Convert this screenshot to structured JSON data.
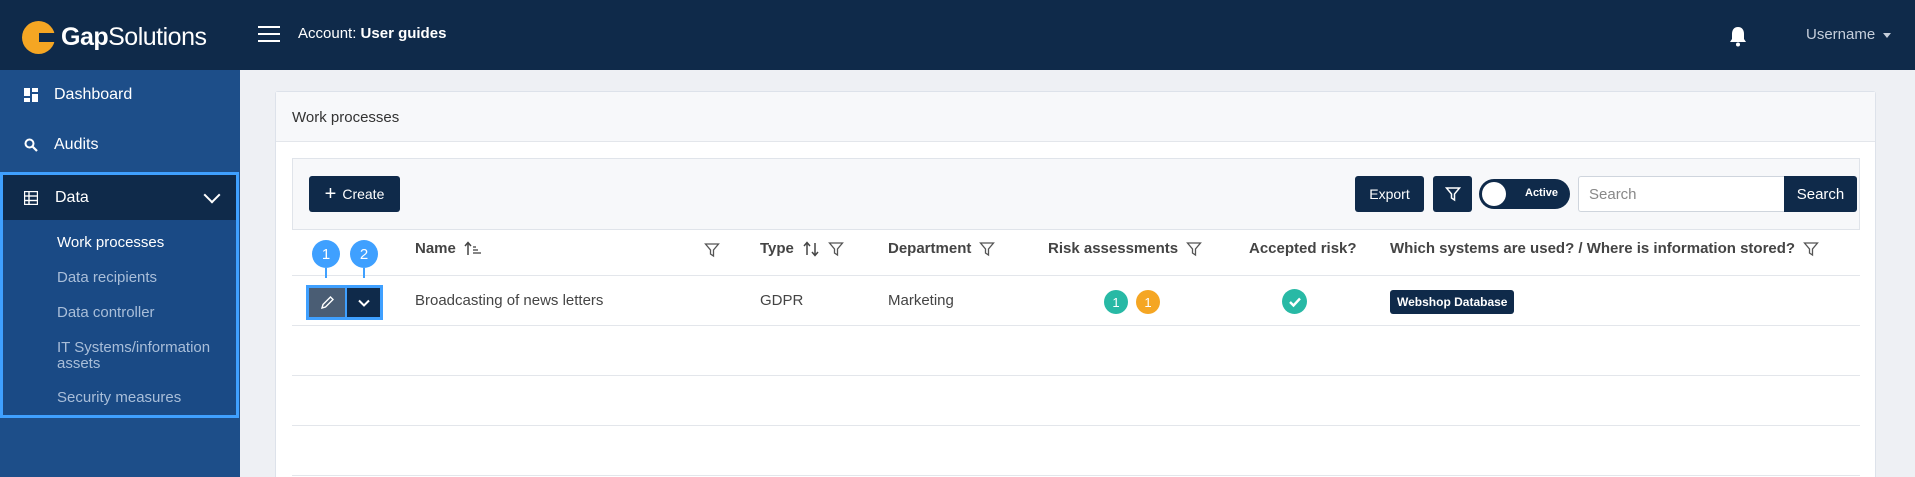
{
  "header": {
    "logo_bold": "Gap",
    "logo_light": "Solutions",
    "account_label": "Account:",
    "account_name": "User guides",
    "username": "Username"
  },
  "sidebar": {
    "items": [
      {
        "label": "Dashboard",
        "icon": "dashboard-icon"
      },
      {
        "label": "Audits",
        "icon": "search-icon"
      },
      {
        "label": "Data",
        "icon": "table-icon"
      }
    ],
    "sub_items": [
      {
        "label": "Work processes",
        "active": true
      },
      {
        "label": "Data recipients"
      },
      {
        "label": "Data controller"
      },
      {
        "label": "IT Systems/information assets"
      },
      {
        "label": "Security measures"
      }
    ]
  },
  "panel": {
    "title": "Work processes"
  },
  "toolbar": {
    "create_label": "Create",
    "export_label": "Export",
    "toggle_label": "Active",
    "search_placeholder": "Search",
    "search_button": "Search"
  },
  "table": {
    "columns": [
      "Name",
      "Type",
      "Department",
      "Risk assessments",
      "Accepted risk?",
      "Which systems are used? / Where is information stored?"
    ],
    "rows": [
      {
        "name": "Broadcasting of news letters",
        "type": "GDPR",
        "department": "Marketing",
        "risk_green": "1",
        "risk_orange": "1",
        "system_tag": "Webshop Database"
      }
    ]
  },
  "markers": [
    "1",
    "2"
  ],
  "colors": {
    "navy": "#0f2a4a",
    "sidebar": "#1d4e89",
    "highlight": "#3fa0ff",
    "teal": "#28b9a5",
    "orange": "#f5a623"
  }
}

====

Description of the task — List all lines holding the string "icon".

Output below —
        "icon": "dashboard-icon"
        "icon": "search-icon"
        "icon": "table-icon"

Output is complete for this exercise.